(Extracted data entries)

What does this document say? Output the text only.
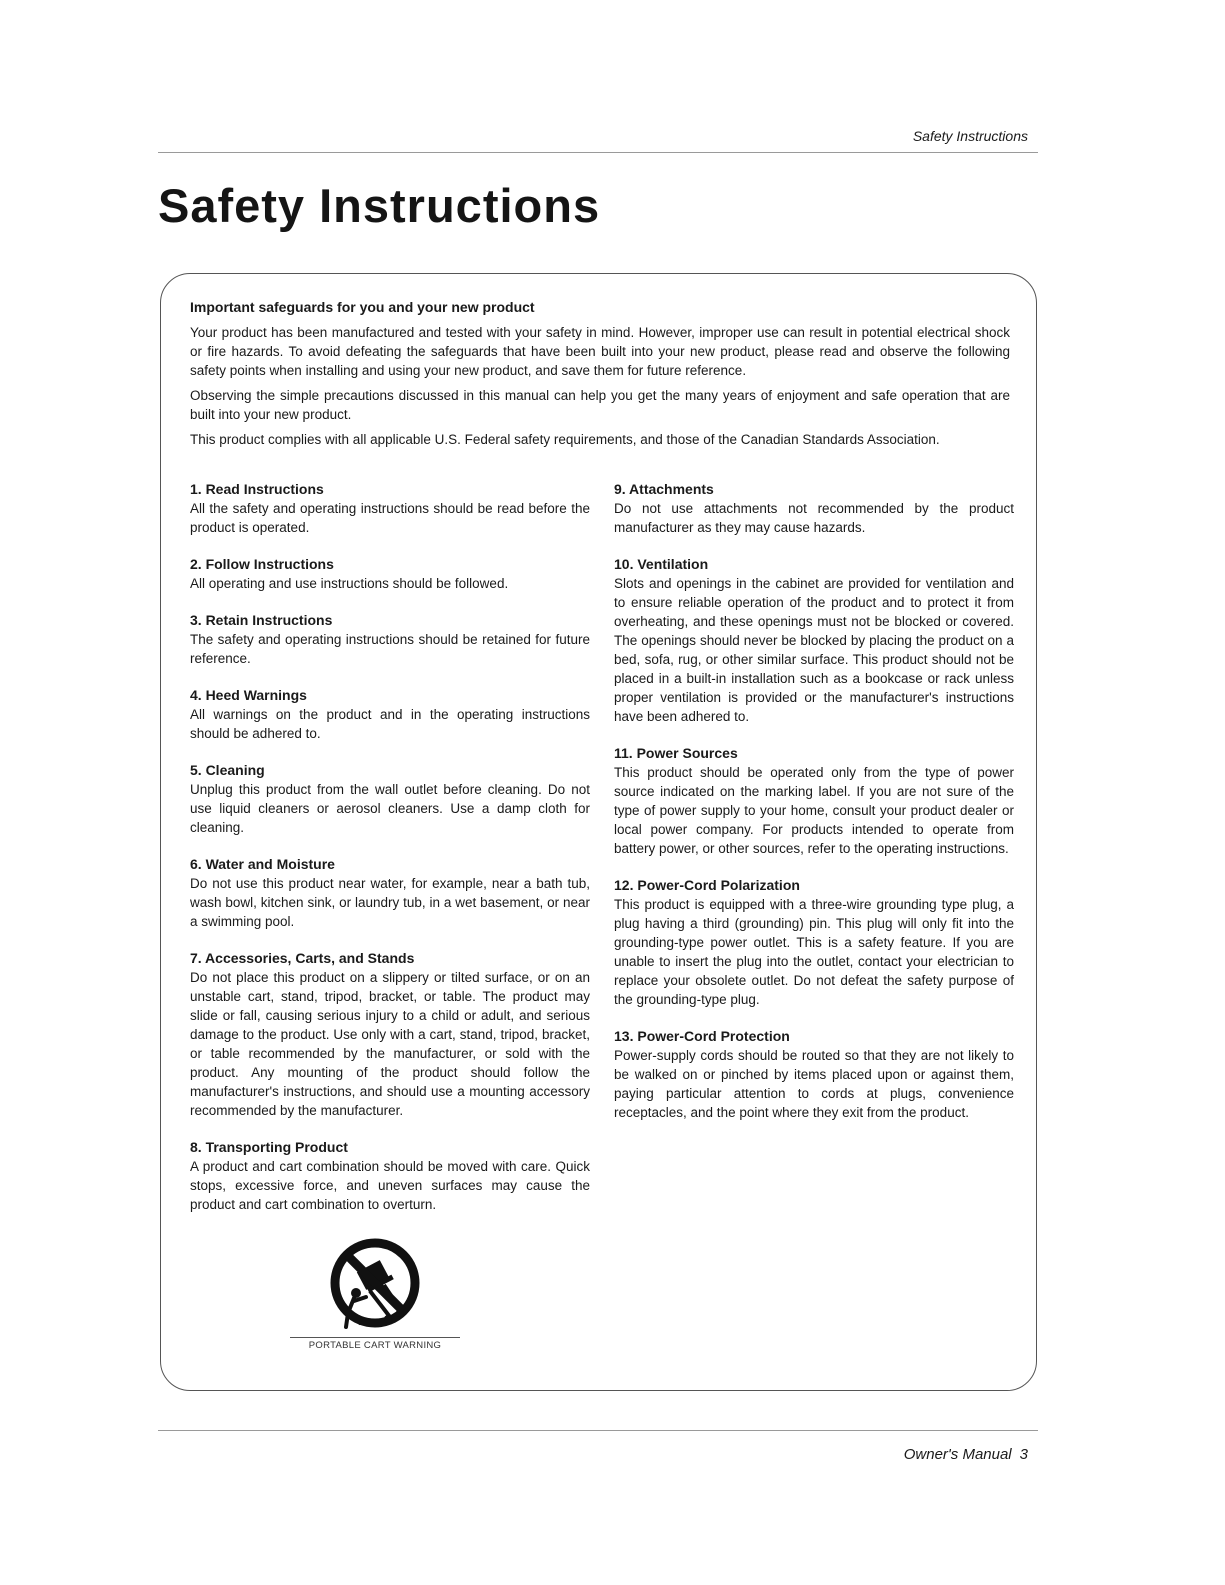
Safety Instructions
Safety Instructions
Important safeguards for you and your new product

Your product has been manufactured and tested with your safety in mind. However, improper use can result in potential electrical shock or fire hazards. To avoid defeating the safeguards that have been built into your new product, please read and observe the following safety points when installing and using your new product, and save them for future reference.

Observing the simple precautions discussed in this manual can help you get the many years of enjoyment and safe operation that are built into your new product.

This product complies with all applicable U.S. Federal safety requirements, and those of the Canadian Standards Association.

1. Read Instructions

All the safety and operating instructions should be read before the product is operated.

2. Follow Instructions

All operating and use instructions should be followed.

3. Retain Instructions

The safety and operating instructions should be retained for future reference.

4. Heed Warnings

All warnings on the product and in the operating instructions should be adhered to.

5. Cleaning

Unplug this product from the wall outlet before cleaning. Do not use liquid cleaners or aerosol cleaners. Use a damp cloth for cleaning.

6. Water and Moisture

Do not use this product near water, for example, near a bath tub, wash bowl, kitchen sink, or laundry tub, in a wet basement, or near a swimming pool.

7. Accessories, Carts, and Stands

Do not place this product on a slippery or tilted surface, or on an unstable cart, stand, tripod, bracket, or table. The product may slide or fall, causing serious injury to a child or adult, and serious damage to the product. Use only with a cart, stand, tripod, bracket, or table recommended by the manufacturer, or sold with the product. Any mounting of the product should follow the manufacturer's instructions, and should use a mounting accessory recommended by the manufacturer.

8. Transporting Product

A product and cart combination should be moved with care. Quick stops, excessive force, and uneven surfaces may cause the product and cart combination to overturn.

9. Attachments

Do not use attachments not recommended by the product manufacturer as they may cause hazards.

10. Ventilation

Slots and openings in the cabinet are provided for ventilation and to ensure reliable operation of the product and to protect it from overheating, and these openings must not be blocked or covered. The openings should never be blocked by placing the product on a bed, sofa, rug, or other similar surface. This product should not be placed in a built-in installation such as a bookcase or rack unless proper ventilation is provided or the manufacturer's instructions have been adhered to.

11. Power Sources

This product should be operated only from the type of power source indicated on the marking label. If you are not sure of the type of power supply to your home, consult your product dealer or local power company. For products intended to operate from battery power, or other sources, refer to the operating instructions.

12. Power-Cord Polarization

This product is equipped with a three-wire grounding type plug, a plug having a third (grounding) pin. This plug will only fit into the grounding-type power outlet. This is a safety feature. If you are unable to insert the plug into the outlet, contact your electrician to replace your obsolete outlet. Do not defeat the safety purpose of the grounding-type plug.

13. Power-Cord Protection

Power-supply cords should be routed so that they are not likely to be walked on or pinched by items placed upon or against them, paying particular attention to cords at plugs, convenience receptacles, and the point where they exit from the product.

PORTABLE CART WARNING
Owner's Manual 3
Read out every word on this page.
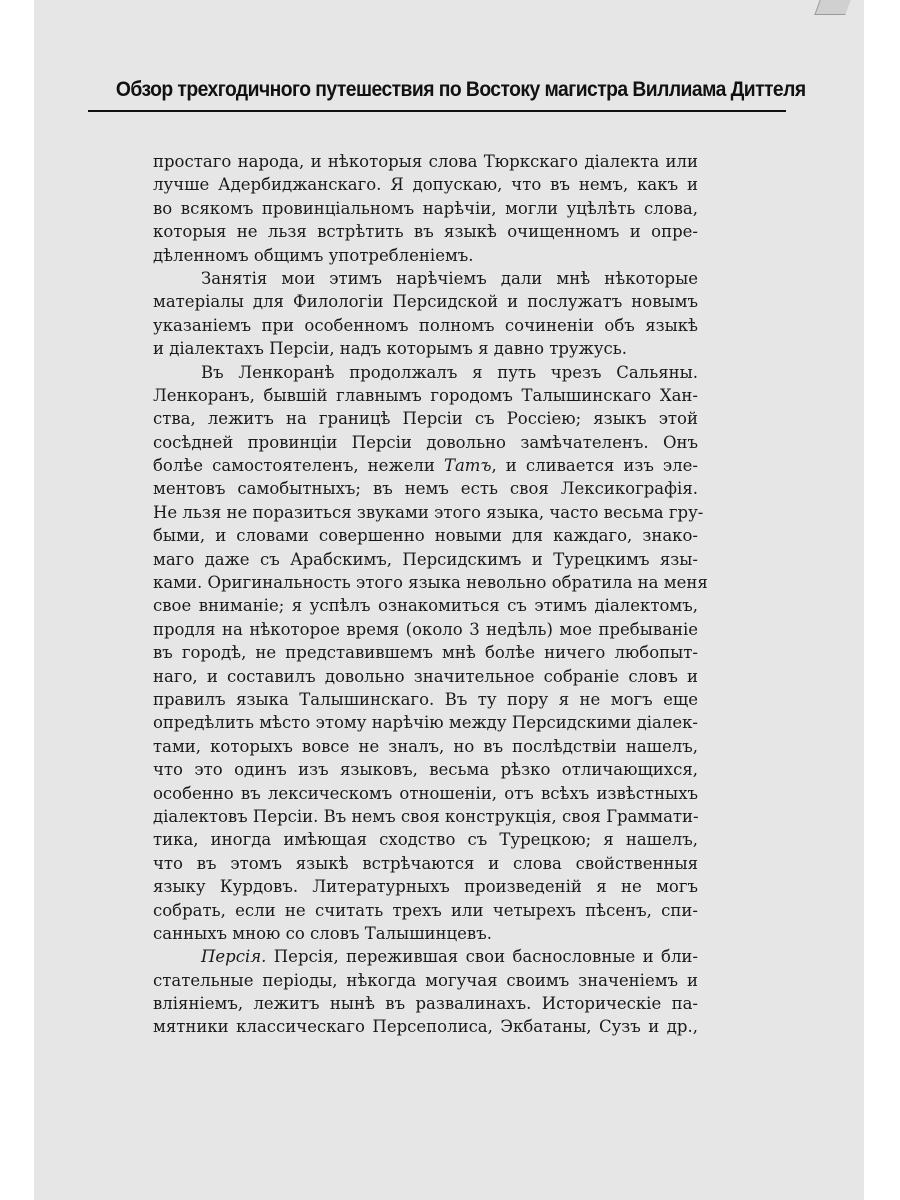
Обзор трехгодичного путешествия по Востоку магистра Виллиама Диттеля
простаго народа, и нѣкоторыя слова Тюркскаго діалекта или
лучше Адербиджанскаго. Я допускаю, что въ немъ, какъ и
во всякомъ провинціальномъ нарѣчіи, могли уцѣлѣть слова,
которыя не льзя встрѣтить въ языкѣ очищенномъ и опре-
дѣленномъ общимъ употребленіемъ.
Занятія мои этимъ нарѣчіемъ дали мнѣ нѣкоторые
матеріалы для Филологіи Персидской и послужатъ новымъ
указаніемъ при особенномъ полномъ сочиненіи объ языкѣ
и діалектахъ Персіи, надъ которымъ я давно тружусь.
Въ Ленкоранѣ продолжалъ я путь чрезъ Сальяны.
Ленкоранъ, бывшій главнымъ городомъ Талышинскаго Хан-
ства, лежитъ на границѣ Персіи съ Россіею; языкъ этой
сосѣдней провинціи Персіи довольно замѣчателенъ. Онъ
болѣе самостоятеленъ, нежели Татъ, и сливается изъ эле-
ментовъ самобытныхъ; въ немъ есть своя Лексикографія.
Не льзя не поразиться звуками этого языка, часто весьма гру-
быми, и словами совершенно новыми для каждаго, знако-
маго даже съ Арабскимъ, Персидскимъ и Турецкимъ язы-
ками. Оригинальность этого языка невольно обратила на меня
свое вниманіе; я успѣлъ ознакомиться съ этимъ діалектомъ,
продля на нѣкоторое время (около 3 недѣль) мое пребываніе
въ городѣ, не представившемъ мнѣ болѣе ничего любопыт-
наго, и составилъ довольно значительное собраніе словъ и
правилъ языка Талышинскаго. Въ ту пору я не могъ еще
опредѣлить мѣсто этому нарѣчію между Персидскими діалек-
тами, которыхъ вовсе не зналъ, но въ послѣдствіи нашелъ,
что это одинъ изъ языковъ, весьма рѣзко отличающихся,
особенно въ лексическомъ отношеніи, отъ всѣхъ извѣстныхъ
діалектовъ Персіи. Въ немъ своя конструкція, своя Граммати-
тика, иногда имѣющая сходство съ Турецкою; я нашелъ,
что въ этомъ языкѣ встрѣчаются и слова свойственныя
языку Курдовъ. Литературныхъ произведеній я не могъ
собрать, если не считать трехъ или четырехъ пѣсенъ, спи-
санныхъ мною со словъ Талышинцевъ.
Персія. Персія, пережившая свои баснословные и бли-
стательные періоды, нѣкогда могучая своимъ значеніемъ и
вліяніемъ, лежитъ нынѣ въ развалинахъ. Историческіе па-
мятники классическаго Персеполиса, Экбатаны, Сузъ и др.,
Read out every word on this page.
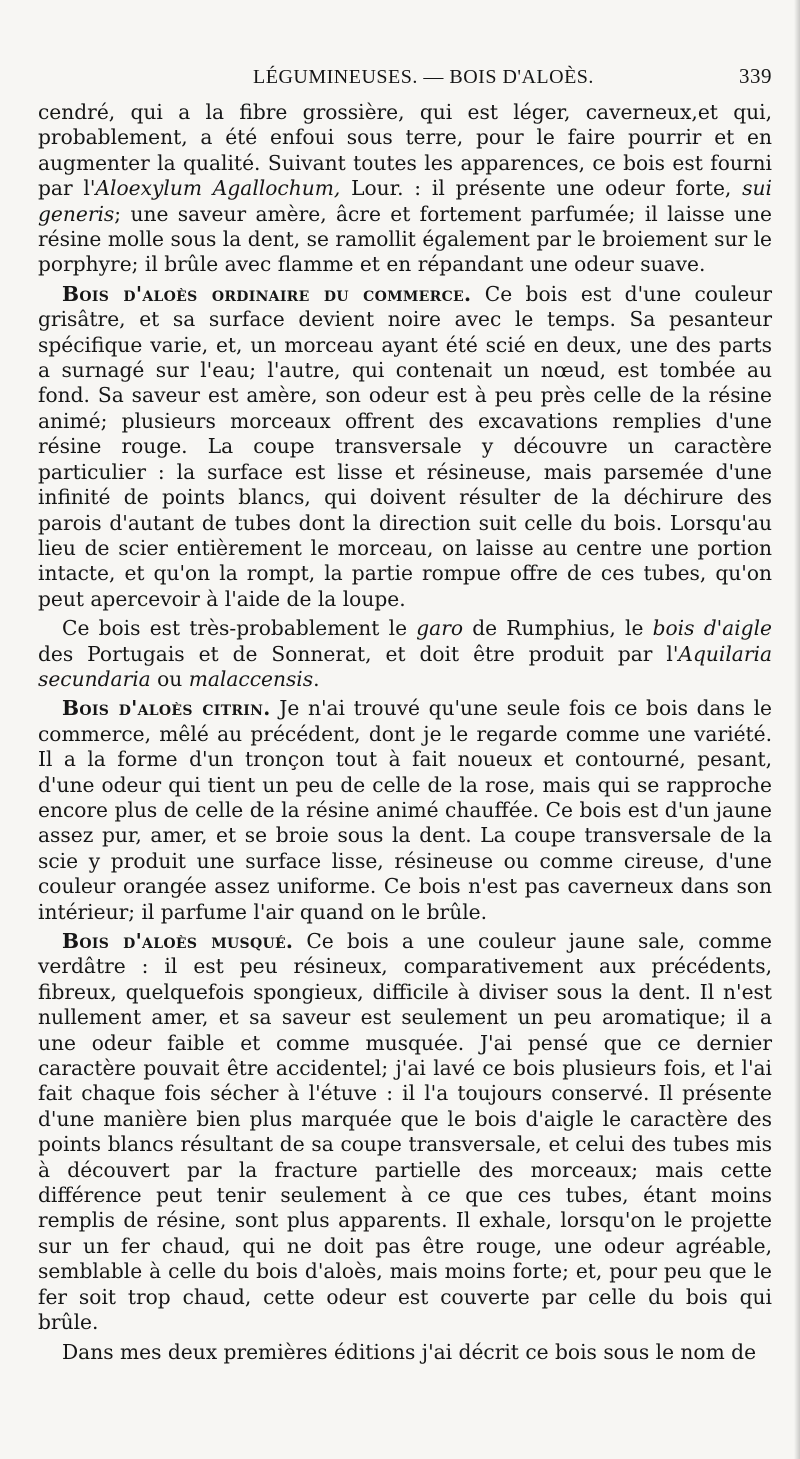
LÉGUMINEUSES. — BOIS D'ALOÈS.	339

cendré, qui a la fibre grossière, qui est léger, caverneux,et qui, probablement, a été enfoui sous terre, pour le faire pourrir et en augmenter la qualité. Suivant toutes les apparences, ce bois est fourni par l'Aloexylum Agallochum, Lour. : il présente une odeur forte, sui generis; une saveur amère, âcre et fortement parfumée; il laisse une résine molle sous la dent, se ramollit également par le broiement sur le porphyre; il brûle avec flamme et en répandant une odeur suave.

Bois d'aloès ordinaire du commerce. Ce bois est d'une couleur grisâtre, et sa surface devient noire avec le temps. Sa pesanteur spécifique varie, et, un morceau ayant été scié en deux, une des parts a surnagé sur l'eau; l'autre, qui contenait un nœud, est tombée au fond. Sa saveur est amère, son odeur est à peu près celle de la résine animé; plusieurs morceaux offrent des excavations remplies d'une résine rouge. La coupe transversale y découvre un caractère particulier : la surface est lisse et résineuse, mais parsemée d'une infinité de points blancs, qui doivent résulter de la déchirure des parois d'autant de tubes dont la direction suit celle du bois. Lorsqu'au lieu de scier entièrement le morceau, on laisse au centre une portion intacte, et qu'on la rompt, la partie rompue offre de ces tubes, qu'on peut apercevoir à l'aide de la loupe.

Ce bois est très-probablement le garo de Rumphius, le bois d'aigle des Portugais et de Sonnerat, et doit être produit par l'Aquilaria secundaria ou malaccensis.

Bois d'aloès citrin. Je n'ai trouvé qu'une seule fois ce bois dans le commerce, mêlé au précédent, dont je le regarde comme une variété. Il a la forme d'un tronçon tout à fait noueux et contourné, pesant, d'une odeur qui tient un peu de celle de la rose, mais qui se rapproche encore plus de celle de la résine animé chauffée. Ce bois est d'un jaune assez pur, amer, et se broie sous la dent. La coupe transversale de la scie y produit une surface lisse, résineuse ou comme cireuse, d'une couleur orangée assez uniforme. Ce bois n'est pas caverneux dans son intérieur; il parfume l'air quand on le brûle.

Bois d'aloès musqué. Ce bois a une couleur jaune sale, comme verdâtre : il est peu résineux, comparativement aux précédents, fibreux, quelquefois spongieux, difficile à diviser sous la dent. Il n'est nullement amer, et sa saveur est seulement un peu aromatique; il a une odeur faible et comme musquée. J'ai pensé que ce dernier caractère pouvait être accidentel; j'ai lavé ce bois plusieurs fois, et l'ai fait chaque fois sécher à l'étuve : il l'a toujours conservé. Il présente d'une manière bien plus marquée que le bois d'aigle le caractère des points blancs résultant de sa coupe transversale, et celui des tubes mis à découvert par la fracture partielle des morceaux; mais cette différence peut tenir seulement à ce que ces tubes, étant moins remplis de résine, sont plus apparents. Il exhale, lorsqu'on le projette sur un fer chaud, qui ne doit pas être rouge, une odeur agréable, semblable à celle du bois d'aloès, mais moins forte; et, pour peu que le fer soit trop chaud, cette odeur est couverte par celle du bois qui brûle.

Dans mes deux premières éditions j'ai décrit ce bois sous le nom de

* YOUR INSTRUCTIONS *
In the listing, find all lines with the string "Персіи" and copy them.

* FINAL ANSWER *
и діалектахъ Персіи, надъ которымъ я давно тружусь.
ства, лежитъ на границѣ Персіи съ Россіею; языкъ этой
сосѣдней провинціи Персіи довольно замѣчателенъ. Онъ
діалектовъ Персіи. Въ немъ своя конструкція, своя Граммати-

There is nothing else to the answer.